All entries must be repeated exactly; do not include the pictures.

--- Start TASK MATERIAL ---

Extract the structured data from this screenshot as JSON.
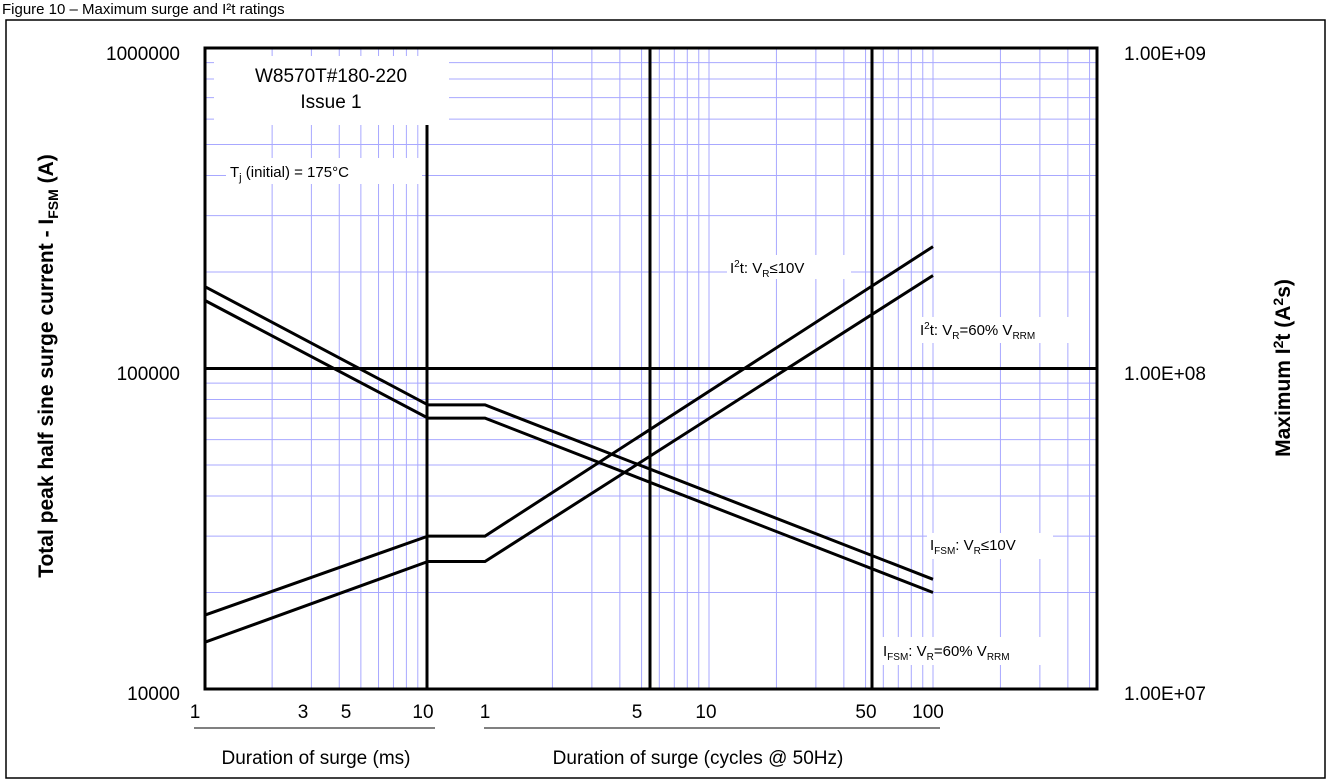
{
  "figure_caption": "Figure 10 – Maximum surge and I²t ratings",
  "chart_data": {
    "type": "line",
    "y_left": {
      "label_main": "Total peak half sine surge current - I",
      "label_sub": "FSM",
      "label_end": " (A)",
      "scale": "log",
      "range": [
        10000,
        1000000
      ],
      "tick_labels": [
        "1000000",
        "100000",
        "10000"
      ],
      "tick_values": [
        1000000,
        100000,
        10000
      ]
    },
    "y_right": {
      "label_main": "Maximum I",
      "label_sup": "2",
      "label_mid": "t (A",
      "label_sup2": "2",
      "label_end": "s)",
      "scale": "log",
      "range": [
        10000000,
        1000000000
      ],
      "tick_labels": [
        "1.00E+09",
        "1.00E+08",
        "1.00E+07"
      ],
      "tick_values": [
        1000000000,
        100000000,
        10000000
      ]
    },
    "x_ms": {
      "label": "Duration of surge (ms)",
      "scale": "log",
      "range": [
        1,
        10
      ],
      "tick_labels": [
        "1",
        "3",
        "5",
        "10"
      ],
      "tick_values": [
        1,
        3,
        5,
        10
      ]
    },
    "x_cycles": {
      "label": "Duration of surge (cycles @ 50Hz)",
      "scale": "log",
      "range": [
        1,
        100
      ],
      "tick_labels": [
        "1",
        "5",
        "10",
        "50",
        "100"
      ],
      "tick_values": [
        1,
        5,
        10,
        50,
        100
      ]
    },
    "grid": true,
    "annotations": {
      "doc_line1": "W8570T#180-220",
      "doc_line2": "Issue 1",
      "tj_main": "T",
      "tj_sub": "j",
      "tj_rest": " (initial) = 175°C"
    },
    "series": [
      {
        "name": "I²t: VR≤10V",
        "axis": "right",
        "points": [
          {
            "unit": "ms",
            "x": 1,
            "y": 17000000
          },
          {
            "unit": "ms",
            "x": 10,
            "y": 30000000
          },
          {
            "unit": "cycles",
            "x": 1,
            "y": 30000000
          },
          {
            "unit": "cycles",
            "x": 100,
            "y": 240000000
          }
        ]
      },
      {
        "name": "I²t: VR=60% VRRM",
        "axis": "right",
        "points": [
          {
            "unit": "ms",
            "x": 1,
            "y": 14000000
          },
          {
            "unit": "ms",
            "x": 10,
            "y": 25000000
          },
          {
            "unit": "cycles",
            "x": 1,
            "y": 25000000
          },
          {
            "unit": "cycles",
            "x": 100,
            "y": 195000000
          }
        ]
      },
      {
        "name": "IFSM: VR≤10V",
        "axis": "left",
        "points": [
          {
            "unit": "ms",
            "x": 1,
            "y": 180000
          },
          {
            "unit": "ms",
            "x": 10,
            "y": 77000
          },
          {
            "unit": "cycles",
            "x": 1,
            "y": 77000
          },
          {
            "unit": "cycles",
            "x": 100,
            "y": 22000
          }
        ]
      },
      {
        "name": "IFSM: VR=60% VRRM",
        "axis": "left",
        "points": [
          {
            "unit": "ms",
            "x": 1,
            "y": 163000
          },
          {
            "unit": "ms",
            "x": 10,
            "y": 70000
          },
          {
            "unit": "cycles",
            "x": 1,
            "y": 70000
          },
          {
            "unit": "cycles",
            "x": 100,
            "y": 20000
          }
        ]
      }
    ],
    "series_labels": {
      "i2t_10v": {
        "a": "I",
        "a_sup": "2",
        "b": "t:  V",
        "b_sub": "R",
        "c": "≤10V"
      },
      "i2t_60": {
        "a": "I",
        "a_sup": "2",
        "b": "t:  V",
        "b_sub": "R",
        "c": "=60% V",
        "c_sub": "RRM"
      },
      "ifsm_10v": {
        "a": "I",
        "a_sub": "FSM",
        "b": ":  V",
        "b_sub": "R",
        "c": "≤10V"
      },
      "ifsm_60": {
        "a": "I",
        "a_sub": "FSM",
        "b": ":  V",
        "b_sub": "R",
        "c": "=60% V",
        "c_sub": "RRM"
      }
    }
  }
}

--- End TASK MATERIAL ---

→ THE COMPLETED TASK:
Extract the structured data from this screenshot as JSON.
{
  "figure_caption": "Figure 10 – Maximum surge and I²t ratings",
  "chart_data": {
    "type": "line",
    "y_left": {
      "label_main": "Total peak half sine surge current - I",
      "label_sub": "FSM",
      "label_end": " (A)",
      "scale": "log",
      "range": [
        10000,
        1000000
      ],
      "tick_labels": [
        "1000000",
        "100000",
        "10000"
      ],
      "tick_values": [
        1000000,
        100000,
        10000
      ]
    },
    "y_right": {
      "label_main": "Maximum I",
      "label_sup": "2",
      "label_mid": "t (A",
      "label_sup2": "2",
      "label_end": "s)",
      "scale": "log",
      "range": [
        10000000,
        1000000000
      ],
      "tick_labels": [
        "1.00E+09",
        "1.00E+08",
        "1.00E+07"
      ],
      "tick_values": [
        1000000000,
        100000000,
        10000000
      ]
    },
    "x_ms": {
      "label": "Duration of surge (ms)",
      "scale": "log",
      "range": [
        1,
        10
      ],
      "tick_labels": [
        "1",
        "3",
        "5",
        "10"
      ],
      "tick_values": [
        1,
        3,
        5,
        10
      ]
    },
    "x_cycles": {
      "label": "Duration of surge (cycles @ 50Hz)",
      "scale": "log",
      "range": [
        1,
        100
      ],
      "tick_labels": [
        "1",
        "5",
        "10",
        "50",
        "100"
      ],
      "tick_values": [
        1,
        5,
        10,
        50,
        100
      ]
    },
    "grid": true,
    "annotations": {
      "doc_line1": "W8570T#180-220",
      "doc_line2": "Issue 1",
      "tj_main": "T",
      "tj_sub": "j",
      "tj_rest": " (initial) = 175°C"
    },
    "series": [
      {
        "name": "I²t: VR≤10V",
        "axis": "right",
        "points": [
          {
            "unit": "ms",
            "x": 1,
            "y": 17000000
          },
          {
            "unit": "ms",
            "x": 10,
            "y": 30000000
          },
          {
            "unit": "cycles",
            "x": 1,
            "y": 30000000
          },
          {
            "unit": "cycles",
            "x": 100,
            "y": 240000000
          }
        ]
      },
      {
        "name": "I²t: VR=60% VRRM",
        "axis": "right",
        "points": [
          {
            "unit": "ms",
            "x": 1,
            "y": 14000000
          },
          {
            "unit": "ms",
            "x": 10,
            "y": 25000000
          },
          {
            "unit": "cycles",
            "x": 1,
            "y": 25000000
          },
          {
            "unit": "cycles",
            "x": 100,
            "y": 195000000
          }
        ]
      },
      {
        "name": "IFSM: VR≤10V",
        "axis": "left",
        "points": [
          {
            "unit": "ms",
            "x": 1,
            "y": 180000
          },
          {
            "unit": "ms",
            "x": 10,
            "y": 77000
          },
          {
            "unit": "cycles",
            "x": 1,
            "y": 77000
          },
          {
            "unit": "cycles",
            "x": 100,
            "y": 22000
          }
        ]
      },
      {
        "name": "IFSM: VR=60% VRRM",
        "axis": "left",
        "points": [
          {
            "unit": "ms",
            "x": 1,
            "y": 163000
          },
          {
            "unit": "ms",
            "x": 10,
            "y": 70000
          },
          {
            "unit": "cycles",
            "x": 1,
            "y": 70000
          },
          {
            "unit": "cycles",
            "x": 100,
            "y": 20000
          }
        ]
      }
    ],
    "series_labels": {
      "i2t_10v": {
        "a": "I",
        "a_sup": "2",
        "b": "t:  V",
        "b_sub": "R",
        "c": "≤10V"
      },
      "i2t_60": {
        "a": "I",
        "a_sup": "2",
        "b": "t:  V",
        "b_sub": "R",
        "c": "=60% V",
        "c_sub": "RRM"
      },
      "ifsm_10v": {
        "a": "I",
        "a_sub": "FSM",
        "b": ":  V",
        "b_sub": "R",
        "c": "≤10V"
      },
      "ifsm_60": {
        "a": "I",
        "a_sub": "FSM",
        "b": ":  V",
        "b_sub": "R",
        "c": "=60% V",
        "c_sub": "RRM"
      }
    }
  }
}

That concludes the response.